# Start of Supplied data

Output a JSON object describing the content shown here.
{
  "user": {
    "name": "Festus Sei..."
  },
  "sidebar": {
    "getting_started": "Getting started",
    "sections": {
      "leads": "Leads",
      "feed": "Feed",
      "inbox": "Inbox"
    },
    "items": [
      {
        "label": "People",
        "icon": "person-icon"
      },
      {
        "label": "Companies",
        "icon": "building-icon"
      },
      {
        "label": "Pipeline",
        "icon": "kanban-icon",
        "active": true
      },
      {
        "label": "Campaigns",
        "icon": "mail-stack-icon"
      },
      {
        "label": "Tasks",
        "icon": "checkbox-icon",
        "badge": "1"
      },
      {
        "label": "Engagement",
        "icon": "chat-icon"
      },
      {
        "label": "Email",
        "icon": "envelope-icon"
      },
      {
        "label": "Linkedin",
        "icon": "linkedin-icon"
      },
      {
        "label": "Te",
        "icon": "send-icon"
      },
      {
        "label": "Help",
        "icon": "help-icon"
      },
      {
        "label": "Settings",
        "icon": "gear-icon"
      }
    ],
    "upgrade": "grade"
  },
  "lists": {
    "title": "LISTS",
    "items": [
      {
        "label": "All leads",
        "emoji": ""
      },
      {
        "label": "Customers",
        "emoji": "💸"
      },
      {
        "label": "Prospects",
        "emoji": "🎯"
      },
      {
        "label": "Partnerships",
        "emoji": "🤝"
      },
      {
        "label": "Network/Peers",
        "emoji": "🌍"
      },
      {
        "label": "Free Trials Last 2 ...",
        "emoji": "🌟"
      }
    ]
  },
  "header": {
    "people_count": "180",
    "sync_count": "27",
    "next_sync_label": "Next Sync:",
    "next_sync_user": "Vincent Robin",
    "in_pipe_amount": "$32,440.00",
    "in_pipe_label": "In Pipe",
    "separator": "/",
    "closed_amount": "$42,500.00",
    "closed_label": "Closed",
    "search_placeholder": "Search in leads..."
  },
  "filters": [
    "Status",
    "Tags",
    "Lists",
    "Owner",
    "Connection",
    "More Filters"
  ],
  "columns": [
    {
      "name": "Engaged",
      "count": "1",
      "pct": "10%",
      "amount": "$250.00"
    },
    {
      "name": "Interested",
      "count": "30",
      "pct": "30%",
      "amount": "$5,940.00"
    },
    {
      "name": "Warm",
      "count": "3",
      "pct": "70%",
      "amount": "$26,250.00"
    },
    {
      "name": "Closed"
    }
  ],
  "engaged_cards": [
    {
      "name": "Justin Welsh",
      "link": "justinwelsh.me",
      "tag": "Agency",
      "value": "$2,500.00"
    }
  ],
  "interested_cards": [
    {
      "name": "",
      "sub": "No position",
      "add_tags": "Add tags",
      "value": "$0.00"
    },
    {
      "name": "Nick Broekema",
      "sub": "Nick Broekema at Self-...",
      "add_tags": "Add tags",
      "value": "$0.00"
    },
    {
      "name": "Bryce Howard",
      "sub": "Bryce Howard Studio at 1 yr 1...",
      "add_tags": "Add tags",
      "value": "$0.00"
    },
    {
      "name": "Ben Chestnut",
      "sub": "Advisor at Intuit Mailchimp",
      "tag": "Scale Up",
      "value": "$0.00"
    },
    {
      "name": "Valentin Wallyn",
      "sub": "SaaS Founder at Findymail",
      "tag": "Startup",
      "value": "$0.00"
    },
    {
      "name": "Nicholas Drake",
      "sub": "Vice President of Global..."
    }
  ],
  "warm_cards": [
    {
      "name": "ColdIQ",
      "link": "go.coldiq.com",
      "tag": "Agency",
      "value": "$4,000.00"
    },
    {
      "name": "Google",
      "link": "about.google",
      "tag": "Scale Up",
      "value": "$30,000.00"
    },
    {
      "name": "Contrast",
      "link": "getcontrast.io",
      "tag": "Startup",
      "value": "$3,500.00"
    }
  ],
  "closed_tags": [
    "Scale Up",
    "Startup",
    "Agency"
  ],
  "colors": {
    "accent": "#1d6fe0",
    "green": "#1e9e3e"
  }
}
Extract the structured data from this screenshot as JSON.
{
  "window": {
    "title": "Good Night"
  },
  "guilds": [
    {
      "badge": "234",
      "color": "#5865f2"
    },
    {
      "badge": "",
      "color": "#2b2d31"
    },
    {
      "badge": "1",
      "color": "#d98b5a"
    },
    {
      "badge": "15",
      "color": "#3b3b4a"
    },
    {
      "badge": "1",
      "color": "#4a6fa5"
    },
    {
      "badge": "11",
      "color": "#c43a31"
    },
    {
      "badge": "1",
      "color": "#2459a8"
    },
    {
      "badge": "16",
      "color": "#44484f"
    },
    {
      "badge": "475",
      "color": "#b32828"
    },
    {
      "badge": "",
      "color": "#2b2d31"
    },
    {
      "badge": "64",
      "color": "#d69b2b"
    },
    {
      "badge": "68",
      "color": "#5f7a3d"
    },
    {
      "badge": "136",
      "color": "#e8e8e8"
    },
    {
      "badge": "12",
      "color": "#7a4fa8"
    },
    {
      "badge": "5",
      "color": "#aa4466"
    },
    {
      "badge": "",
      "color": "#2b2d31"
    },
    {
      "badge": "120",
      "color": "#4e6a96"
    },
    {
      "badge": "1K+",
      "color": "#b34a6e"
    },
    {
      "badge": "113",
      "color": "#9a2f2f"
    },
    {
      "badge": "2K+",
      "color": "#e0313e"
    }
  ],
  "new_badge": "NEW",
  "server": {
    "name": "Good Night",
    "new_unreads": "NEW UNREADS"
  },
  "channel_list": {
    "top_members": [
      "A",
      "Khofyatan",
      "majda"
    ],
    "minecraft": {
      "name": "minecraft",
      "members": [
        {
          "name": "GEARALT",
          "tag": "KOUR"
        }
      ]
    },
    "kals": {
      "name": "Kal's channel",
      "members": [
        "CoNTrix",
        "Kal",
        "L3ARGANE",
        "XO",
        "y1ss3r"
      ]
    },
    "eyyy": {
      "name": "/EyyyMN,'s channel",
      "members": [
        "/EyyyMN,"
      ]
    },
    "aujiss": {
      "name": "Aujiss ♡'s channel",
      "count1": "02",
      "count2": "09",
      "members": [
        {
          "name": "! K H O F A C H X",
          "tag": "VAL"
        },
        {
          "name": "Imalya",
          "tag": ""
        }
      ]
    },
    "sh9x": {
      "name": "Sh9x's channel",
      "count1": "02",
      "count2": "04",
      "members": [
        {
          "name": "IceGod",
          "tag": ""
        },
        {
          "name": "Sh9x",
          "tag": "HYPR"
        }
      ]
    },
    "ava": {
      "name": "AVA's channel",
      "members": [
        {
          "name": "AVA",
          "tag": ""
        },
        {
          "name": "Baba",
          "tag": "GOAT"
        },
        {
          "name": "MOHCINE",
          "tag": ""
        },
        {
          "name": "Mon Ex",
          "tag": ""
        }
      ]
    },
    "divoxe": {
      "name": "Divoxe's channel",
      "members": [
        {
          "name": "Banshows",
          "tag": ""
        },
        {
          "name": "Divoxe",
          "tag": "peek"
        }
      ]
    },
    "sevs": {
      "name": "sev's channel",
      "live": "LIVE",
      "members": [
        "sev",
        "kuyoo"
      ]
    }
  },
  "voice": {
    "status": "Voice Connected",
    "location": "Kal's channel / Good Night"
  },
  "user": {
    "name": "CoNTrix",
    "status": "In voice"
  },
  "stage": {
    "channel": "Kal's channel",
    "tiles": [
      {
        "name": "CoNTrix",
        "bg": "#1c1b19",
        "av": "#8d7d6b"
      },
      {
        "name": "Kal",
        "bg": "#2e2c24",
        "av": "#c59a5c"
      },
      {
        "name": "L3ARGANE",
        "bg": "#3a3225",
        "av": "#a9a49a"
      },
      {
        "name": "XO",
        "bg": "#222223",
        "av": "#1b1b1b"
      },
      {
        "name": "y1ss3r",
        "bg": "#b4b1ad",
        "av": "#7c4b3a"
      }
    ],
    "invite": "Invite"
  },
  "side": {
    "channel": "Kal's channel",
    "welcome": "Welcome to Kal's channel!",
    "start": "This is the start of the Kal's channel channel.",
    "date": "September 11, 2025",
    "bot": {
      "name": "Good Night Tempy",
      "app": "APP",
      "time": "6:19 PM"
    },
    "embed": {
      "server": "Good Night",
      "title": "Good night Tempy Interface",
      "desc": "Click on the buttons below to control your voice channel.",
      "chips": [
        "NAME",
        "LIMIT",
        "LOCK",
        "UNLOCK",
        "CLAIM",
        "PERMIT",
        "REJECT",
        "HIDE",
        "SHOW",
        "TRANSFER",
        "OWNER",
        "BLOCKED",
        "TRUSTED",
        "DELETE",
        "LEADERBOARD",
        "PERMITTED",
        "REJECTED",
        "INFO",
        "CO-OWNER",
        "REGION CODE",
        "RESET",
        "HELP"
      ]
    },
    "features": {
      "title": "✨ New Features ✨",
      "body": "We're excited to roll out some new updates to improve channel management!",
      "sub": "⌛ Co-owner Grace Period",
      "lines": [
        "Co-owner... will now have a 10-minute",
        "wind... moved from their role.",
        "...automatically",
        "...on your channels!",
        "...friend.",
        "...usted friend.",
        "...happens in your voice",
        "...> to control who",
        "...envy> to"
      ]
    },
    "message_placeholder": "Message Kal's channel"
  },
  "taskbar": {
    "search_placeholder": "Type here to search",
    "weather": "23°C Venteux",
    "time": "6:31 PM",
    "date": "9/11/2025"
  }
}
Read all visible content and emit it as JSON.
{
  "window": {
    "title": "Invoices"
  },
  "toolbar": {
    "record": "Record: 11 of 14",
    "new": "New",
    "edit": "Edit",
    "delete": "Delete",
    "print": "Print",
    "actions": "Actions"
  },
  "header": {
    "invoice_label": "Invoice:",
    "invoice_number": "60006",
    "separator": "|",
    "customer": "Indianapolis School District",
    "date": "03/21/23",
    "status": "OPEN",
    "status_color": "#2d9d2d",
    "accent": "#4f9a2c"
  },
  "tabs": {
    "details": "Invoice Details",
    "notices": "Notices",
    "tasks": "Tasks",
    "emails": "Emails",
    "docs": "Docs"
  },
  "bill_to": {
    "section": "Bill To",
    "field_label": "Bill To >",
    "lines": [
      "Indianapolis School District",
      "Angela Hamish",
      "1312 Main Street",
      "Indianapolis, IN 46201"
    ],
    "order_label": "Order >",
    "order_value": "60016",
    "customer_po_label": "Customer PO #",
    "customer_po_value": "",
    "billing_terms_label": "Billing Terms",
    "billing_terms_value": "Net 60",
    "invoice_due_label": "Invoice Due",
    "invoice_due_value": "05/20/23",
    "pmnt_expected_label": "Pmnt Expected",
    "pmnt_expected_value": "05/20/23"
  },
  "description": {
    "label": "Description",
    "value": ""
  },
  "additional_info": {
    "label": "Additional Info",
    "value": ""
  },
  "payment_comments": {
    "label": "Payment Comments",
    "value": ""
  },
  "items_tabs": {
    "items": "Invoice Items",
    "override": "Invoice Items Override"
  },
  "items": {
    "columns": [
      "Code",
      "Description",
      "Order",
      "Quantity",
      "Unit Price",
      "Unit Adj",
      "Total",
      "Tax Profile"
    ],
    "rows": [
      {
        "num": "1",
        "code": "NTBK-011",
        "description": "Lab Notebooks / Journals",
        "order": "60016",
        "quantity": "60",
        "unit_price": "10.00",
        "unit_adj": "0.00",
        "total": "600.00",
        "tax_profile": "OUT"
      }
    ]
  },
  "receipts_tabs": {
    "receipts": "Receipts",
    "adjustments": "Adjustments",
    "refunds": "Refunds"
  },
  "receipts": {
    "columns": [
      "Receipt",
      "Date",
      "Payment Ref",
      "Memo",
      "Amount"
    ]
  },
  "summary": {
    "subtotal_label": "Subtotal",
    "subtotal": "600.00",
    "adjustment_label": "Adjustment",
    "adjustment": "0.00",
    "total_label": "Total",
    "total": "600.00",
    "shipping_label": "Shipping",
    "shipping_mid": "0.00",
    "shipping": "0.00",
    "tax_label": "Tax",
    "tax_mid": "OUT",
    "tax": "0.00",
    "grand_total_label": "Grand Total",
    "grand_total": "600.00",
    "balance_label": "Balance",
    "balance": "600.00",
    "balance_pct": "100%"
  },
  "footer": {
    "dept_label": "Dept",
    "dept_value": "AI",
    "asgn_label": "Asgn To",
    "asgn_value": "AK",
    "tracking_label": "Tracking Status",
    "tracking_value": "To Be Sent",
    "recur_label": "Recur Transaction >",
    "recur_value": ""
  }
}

# End of Supplied data

:: Task ::
Lines containing the string "School" are to be selected and copied.

:: Written solution ::
    "customer": "Indianapolis School District",
      "Indianapolis School District",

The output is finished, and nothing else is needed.